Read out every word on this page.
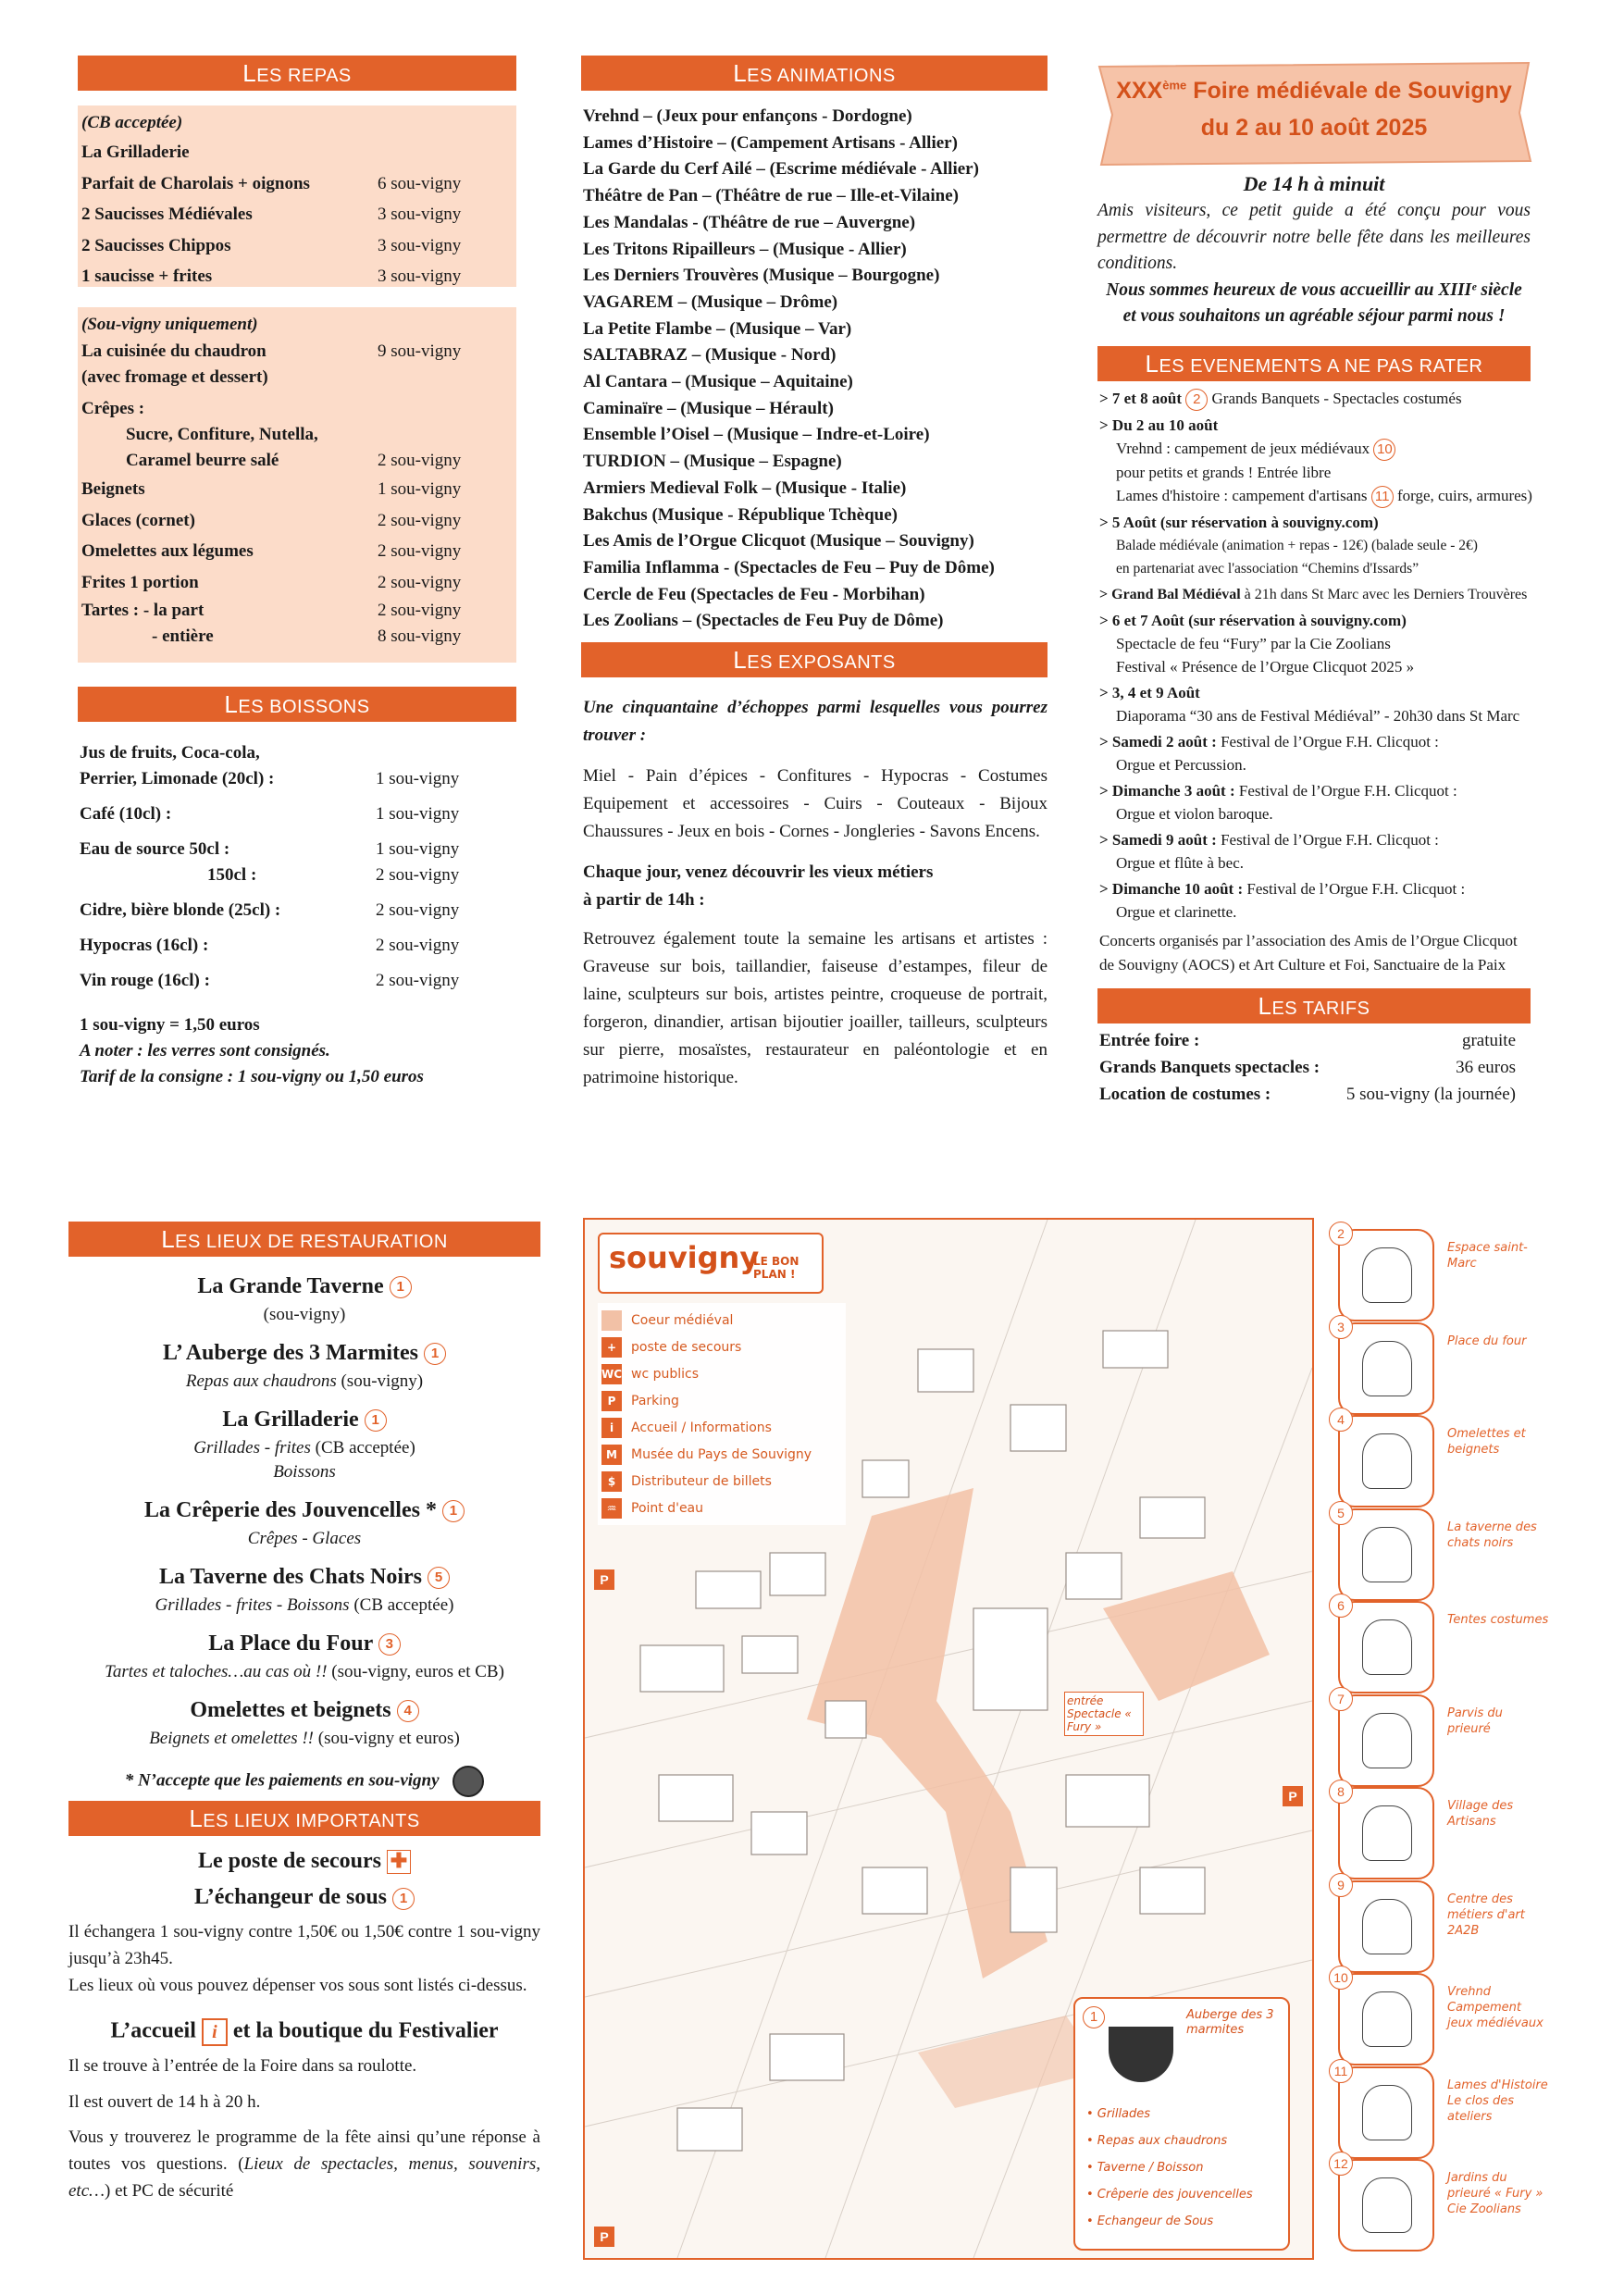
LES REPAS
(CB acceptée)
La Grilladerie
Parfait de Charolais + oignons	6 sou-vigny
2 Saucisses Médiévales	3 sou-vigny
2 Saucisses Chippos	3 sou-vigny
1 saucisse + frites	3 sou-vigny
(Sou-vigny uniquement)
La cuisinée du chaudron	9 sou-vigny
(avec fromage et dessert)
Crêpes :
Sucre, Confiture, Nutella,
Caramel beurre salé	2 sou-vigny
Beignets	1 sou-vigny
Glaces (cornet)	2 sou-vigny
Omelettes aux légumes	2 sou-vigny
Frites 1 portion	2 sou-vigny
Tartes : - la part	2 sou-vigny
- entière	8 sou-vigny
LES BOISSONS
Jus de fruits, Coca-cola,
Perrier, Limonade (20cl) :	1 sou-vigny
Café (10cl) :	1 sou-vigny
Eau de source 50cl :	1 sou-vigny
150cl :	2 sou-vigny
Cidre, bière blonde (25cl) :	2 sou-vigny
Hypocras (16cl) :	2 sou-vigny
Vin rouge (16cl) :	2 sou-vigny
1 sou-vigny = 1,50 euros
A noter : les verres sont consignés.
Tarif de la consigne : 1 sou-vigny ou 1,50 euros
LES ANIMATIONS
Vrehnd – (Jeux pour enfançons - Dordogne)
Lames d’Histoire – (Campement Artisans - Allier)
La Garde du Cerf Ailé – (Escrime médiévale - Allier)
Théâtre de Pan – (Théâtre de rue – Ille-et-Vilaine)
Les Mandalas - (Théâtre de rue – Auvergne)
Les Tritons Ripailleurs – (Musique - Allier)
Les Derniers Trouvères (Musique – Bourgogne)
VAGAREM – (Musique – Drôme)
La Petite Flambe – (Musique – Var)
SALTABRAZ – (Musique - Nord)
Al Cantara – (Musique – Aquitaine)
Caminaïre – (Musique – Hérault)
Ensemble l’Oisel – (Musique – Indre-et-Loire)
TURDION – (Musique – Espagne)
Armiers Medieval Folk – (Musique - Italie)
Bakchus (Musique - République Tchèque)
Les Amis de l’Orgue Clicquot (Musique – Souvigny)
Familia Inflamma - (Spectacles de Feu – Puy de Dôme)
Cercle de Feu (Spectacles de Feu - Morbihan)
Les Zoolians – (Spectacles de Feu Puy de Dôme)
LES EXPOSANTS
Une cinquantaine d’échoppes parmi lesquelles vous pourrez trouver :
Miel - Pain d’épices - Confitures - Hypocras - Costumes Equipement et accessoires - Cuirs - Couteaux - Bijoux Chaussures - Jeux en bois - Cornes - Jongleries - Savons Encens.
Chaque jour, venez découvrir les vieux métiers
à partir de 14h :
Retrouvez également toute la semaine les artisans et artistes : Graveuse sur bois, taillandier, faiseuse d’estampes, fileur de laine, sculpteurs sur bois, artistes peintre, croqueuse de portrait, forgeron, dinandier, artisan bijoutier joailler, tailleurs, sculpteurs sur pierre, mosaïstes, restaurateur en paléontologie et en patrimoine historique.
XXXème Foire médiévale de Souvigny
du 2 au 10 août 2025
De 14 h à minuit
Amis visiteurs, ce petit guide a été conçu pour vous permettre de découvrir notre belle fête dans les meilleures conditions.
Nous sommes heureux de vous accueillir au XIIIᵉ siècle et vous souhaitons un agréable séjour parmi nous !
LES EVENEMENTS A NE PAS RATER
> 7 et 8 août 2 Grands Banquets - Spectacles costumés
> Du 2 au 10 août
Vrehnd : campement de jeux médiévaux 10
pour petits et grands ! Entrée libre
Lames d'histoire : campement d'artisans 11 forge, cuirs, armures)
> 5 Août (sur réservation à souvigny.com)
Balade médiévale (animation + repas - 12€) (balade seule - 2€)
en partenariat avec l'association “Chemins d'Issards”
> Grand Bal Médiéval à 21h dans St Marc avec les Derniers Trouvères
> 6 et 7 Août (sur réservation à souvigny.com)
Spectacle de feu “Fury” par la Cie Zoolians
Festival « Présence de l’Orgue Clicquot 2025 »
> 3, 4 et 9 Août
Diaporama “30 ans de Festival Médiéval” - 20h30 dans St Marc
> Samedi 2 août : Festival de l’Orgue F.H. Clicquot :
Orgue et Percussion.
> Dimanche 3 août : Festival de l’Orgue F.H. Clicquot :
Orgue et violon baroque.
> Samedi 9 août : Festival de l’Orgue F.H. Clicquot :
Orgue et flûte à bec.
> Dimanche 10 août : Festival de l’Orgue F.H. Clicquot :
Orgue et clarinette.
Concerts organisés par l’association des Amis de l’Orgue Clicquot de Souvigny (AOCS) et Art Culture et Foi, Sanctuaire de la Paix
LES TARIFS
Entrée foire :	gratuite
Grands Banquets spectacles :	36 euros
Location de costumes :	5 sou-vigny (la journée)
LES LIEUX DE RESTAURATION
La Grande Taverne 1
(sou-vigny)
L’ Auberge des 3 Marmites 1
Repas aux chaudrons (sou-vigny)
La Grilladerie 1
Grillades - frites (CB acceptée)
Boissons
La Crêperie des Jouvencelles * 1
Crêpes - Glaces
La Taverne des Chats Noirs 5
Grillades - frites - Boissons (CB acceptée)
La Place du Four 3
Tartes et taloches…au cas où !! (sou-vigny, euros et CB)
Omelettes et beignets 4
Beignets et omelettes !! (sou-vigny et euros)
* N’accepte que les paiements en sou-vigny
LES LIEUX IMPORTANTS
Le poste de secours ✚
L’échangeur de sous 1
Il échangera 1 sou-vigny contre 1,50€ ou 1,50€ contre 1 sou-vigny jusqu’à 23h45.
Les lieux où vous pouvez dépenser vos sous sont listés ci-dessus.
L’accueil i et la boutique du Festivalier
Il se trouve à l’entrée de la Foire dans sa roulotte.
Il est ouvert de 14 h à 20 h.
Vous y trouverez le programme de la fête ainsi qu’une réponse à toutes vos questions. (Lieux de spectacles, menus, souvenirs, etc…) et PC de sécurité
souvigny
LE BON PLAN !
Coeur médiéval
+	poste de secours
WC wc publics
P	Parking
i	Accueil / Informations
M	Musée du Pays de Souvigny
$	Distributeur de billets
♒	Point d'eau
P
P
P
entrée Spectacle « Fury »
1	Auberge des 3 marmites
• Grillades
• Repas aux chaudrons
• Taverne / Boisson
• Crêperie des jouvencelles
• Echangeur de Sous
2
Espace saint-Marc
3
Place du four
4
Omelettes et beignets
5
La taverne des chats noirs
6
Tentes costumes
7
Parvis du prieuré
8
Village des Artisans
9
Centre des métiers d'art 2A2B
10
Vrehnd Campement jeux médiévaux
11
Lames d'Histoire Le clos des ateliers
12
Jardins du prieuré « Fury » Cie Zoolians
- - -
◆ **TASK REQUIREMENTS**
Pick out and copy every line that contains the word "Crêperie".

◆ **FINAL ANSWER**
La Crêperie des Jouvencelles * 1
• Crêperie des jouvencelles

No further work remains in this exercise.